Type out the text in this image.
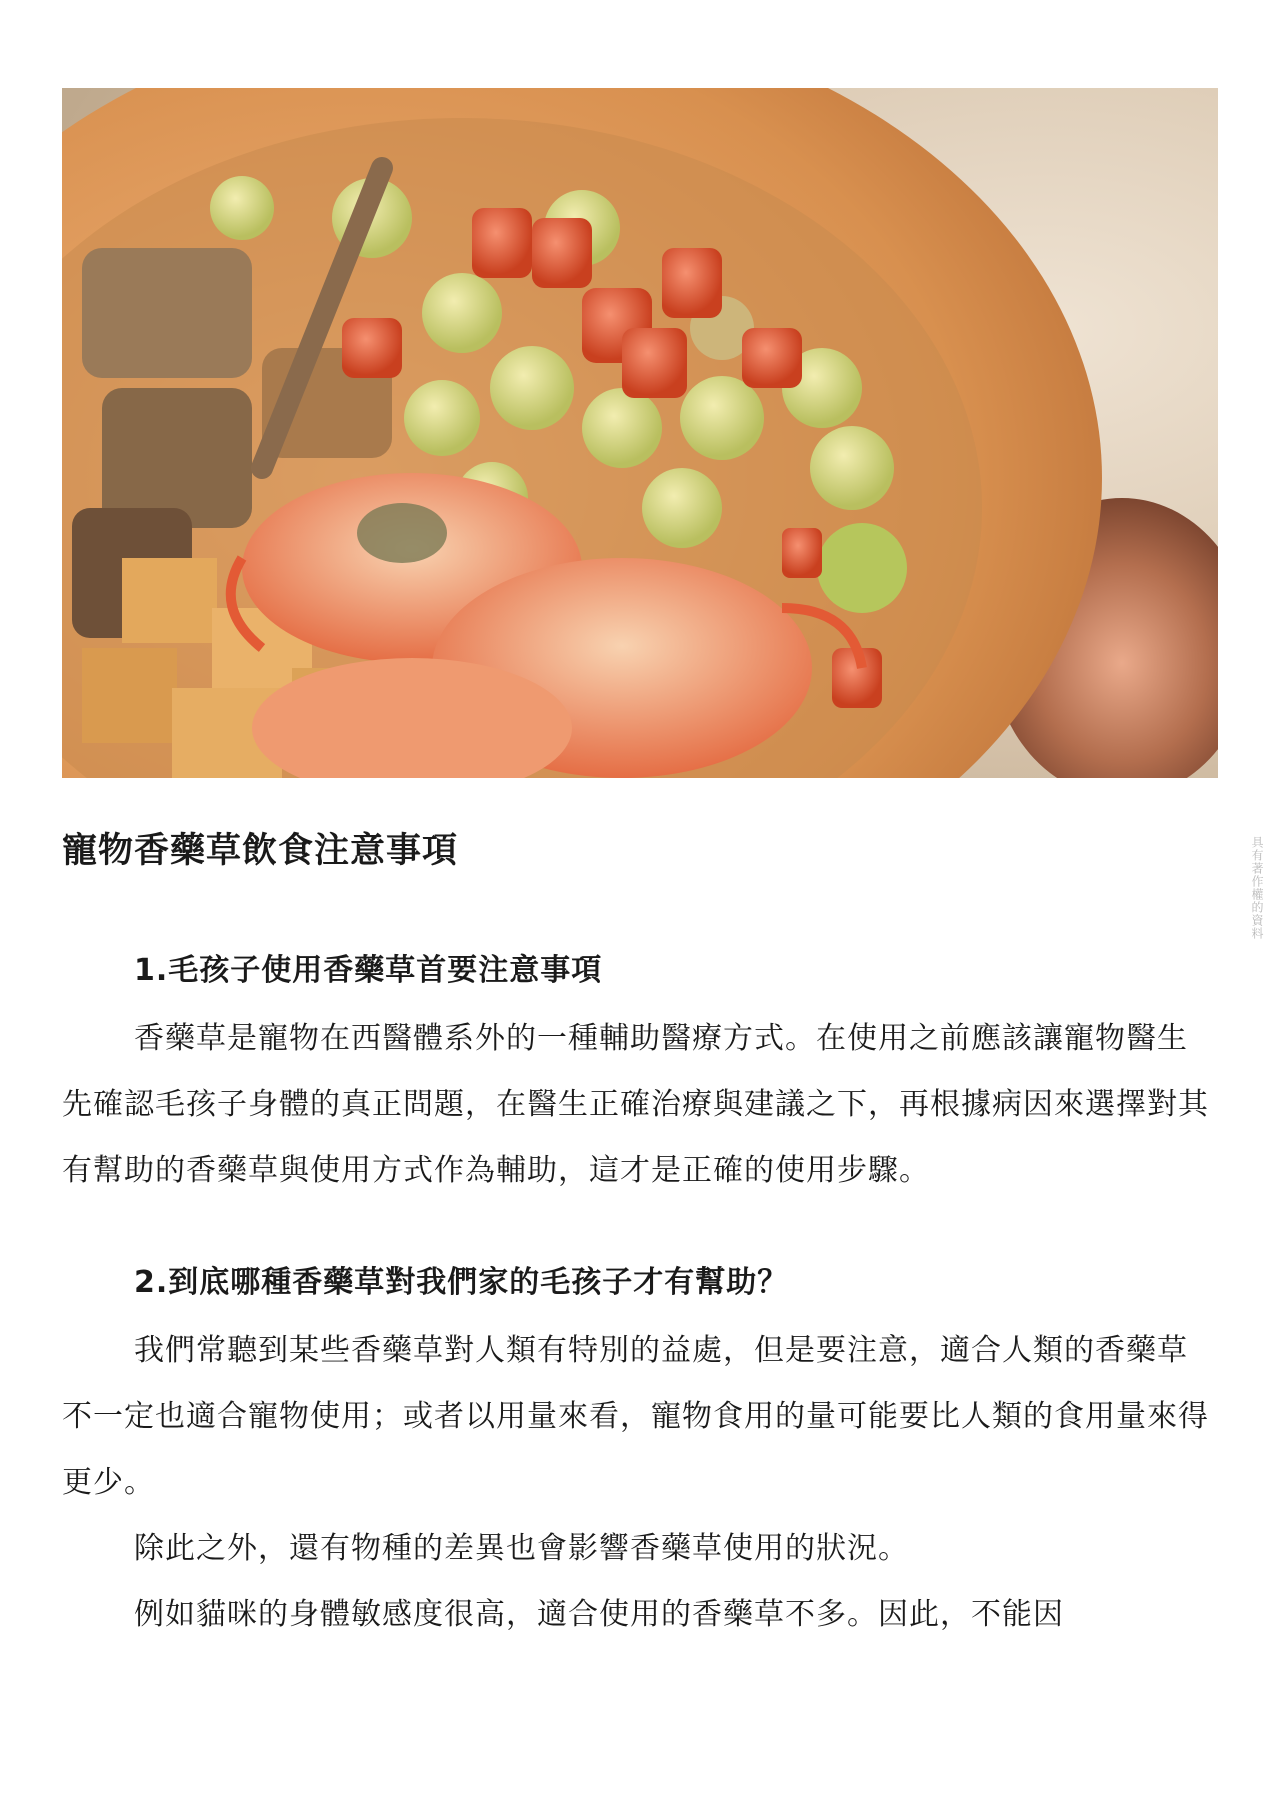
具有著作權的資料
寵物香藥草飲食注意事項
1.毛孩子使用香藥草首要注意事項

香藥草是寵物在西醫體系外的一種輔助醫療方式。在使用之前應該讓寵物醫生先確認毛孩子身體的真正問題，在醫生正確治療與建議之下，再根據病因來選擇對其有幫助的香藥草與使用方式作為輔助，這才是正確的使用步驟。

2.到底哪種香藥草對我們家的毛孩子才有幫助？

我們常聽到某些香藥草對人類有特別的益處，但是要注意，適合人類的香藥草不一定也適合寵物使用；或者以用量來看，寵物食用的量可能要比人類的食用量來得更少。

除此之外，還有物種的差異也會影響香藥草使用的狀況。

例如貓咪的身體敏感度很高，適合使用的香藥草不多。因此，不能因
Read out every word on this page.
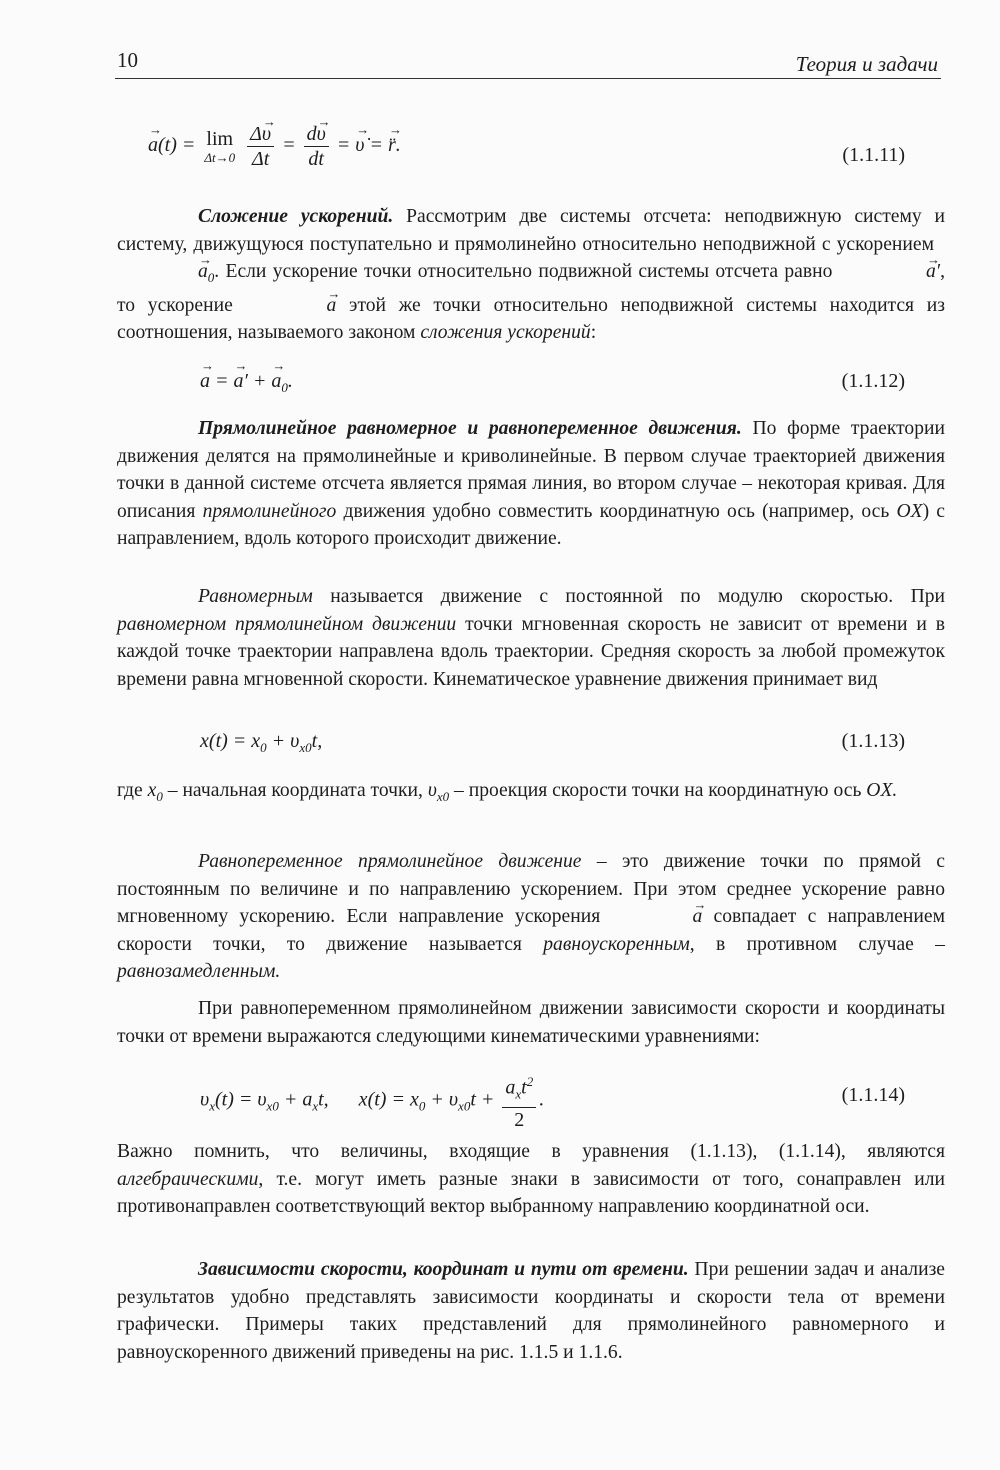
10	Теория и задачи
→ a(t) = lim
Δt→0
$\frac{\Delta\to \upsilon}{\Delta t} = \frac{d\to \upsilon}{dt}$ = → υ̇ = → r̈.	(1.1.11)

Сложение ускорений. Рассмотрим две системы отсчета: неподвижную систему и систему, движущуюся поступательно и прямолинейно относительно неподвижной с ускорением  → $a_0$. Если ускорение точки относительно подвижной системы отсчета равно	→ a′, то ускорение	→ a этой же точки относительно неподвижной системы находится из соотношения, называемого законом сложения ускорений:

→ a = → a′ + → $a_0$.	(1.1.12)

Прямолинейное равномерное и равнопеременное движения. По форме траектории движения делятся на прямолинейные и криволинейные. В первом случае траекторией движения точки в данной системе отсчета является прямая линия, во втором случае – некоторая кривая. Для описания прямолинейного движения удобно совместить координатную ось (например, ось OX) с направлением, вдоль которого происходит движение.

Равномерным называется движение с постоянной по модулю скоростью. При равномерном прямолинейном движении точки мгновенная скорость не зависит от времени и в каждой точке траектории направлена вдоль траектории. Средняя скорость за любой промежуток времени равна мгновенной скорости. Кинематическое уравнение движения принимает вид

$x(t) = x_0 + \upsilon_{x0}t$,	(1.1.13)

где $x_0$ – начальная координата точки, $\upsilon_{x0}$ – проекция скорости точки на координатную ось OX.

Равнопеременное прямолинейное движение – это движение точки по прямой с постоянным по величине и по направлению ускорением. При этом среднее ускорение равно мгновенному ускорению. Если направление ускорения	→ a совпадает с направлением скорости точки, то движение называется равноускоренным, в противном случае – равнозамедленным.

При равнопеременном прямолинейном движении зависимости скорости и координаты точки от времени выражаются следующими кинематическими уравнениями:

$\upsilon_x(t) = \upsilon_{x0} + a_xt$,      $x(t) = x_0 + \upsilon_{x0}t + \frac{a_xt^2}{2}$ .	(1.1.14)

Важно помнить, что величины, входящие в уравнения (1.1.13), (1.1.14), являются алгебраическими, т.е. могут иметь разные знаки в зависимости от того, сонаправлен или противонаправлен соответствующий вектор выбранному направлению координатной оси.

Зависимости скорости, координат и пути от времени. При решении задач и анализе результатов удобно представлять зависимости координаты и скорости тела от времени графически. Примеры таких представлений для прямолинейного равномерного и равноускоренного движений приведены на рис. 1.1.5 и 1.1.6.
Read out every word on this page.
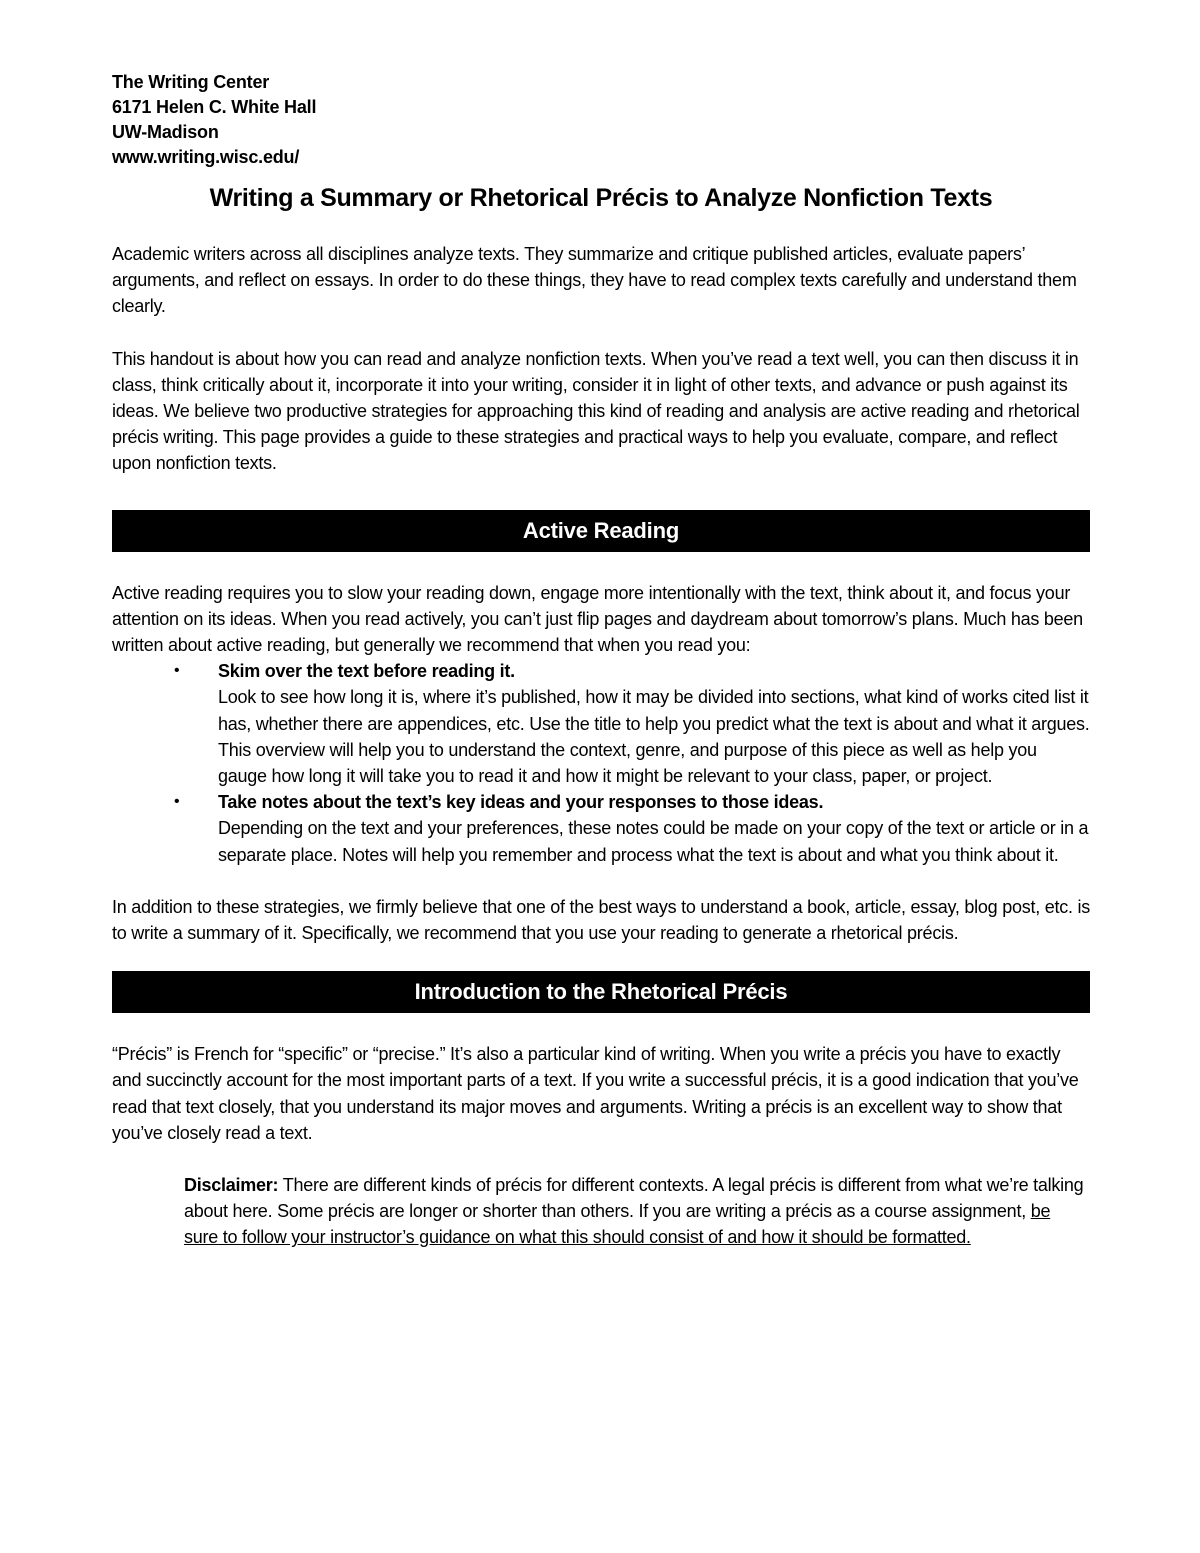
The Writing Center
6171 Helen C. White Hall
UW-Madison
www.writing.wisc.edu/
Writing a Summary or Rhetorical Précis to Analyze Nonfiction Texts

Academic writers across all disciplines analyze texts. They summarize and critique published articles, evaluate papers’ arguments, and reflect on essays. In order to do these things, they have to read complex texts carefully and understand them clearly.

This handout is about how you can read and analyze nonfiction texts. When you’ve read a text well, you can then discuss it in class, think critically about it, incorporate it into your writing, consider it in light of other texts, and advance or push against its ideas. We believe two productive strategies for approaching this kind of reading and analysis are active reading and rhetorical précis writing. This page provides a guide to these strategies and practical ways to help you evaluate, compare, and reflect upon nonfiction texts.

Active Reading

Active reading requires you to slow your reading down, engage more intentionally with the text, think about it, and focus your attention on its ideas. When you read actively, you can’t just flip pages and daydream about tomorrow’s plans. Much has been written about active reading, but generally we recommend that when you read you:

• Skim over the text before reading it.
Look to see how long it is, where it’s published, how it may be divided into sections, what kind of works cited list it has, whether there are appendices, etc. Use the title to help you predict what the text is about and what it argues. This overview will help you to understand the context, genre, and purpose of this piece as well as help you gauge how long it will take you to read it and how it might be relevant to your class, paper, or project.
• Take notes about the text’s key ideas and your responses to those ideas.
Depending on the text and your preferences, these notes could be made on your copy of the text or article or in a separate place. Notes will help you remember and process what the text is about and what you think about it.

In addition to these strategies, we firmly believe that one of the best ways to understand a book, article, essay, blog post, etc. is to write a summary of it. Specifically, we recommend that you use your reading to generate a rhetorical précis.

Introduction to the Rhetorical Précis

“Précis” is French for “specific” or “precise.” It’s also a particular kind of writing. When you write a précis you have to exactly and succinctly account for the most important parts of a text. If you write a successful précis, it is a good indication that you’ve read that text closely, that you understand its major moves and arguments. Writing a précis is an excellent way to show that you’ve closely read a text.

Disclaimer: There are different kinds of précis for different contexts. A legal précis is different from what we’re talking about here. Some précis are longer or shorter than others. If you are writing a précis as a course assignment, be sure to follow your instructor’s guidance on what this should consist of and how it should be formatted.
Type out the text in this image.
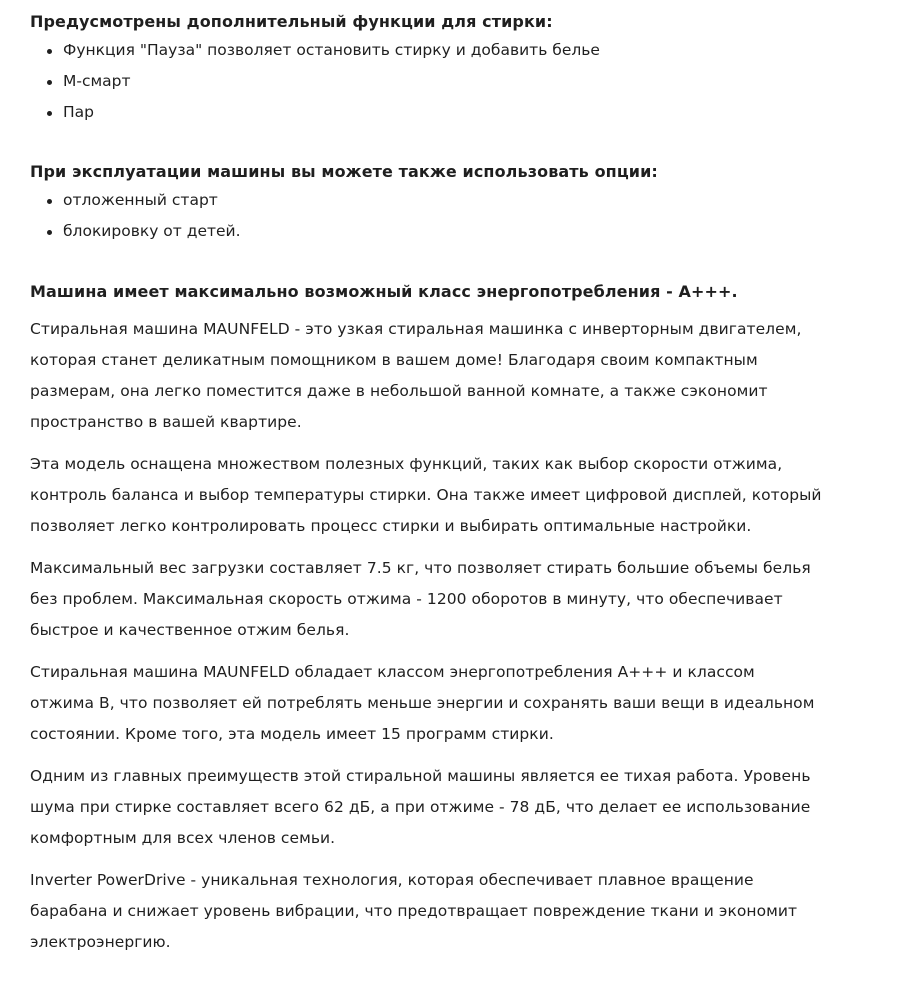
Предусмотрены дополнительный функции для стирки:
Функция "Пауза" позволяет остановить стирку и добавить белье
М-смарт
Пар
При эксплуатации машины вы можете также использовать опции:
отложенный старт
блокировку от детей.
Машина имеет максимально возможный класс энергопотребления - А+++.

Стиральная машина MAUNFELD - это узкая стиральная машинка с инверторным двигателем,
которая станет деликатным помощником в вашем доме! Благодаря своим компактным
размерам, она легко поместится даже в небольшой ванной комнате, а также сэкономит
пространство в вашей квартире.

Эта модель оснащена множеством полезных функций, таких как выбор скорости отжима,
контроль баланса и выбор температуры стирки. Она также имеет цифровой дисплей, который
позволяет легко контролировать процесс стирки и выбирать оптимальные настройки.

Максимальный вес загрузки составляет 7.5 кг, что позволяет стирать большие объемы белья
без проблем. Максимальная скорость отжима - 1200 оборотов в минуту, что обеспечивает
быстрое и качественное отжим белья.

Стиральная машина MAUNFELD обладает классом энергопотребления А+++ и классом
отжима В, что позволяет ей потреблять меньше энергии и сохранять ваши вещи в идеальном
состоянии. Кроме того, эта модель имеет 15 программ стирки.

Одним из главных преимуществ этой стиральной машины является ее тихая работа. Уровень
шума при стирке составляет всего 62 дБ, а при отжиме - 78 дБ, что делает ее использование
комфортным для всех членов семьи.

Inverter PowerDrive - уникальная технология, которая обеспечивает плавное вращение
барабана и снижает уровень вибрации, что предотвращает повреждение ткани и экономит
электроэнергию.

§ **REQUEST**
Copy each line of the entries that includes the word "координаты".

§ **WRITTEN ANSWER**
При равнопеременном прямолинейном движении зависимости скорости и координаты точки от времени выражаются следующими кинематическими уравнениями:
Зависимости скорости, координат и пути от времени. При решении задач и анализе результатов удобно представлять зависимости координаты и скорости тела от времени графически. Примеры таких представлений для прямолинейного равномерного и равноускоренного движений приведены на рис. 1.1.5 и 1.1.6.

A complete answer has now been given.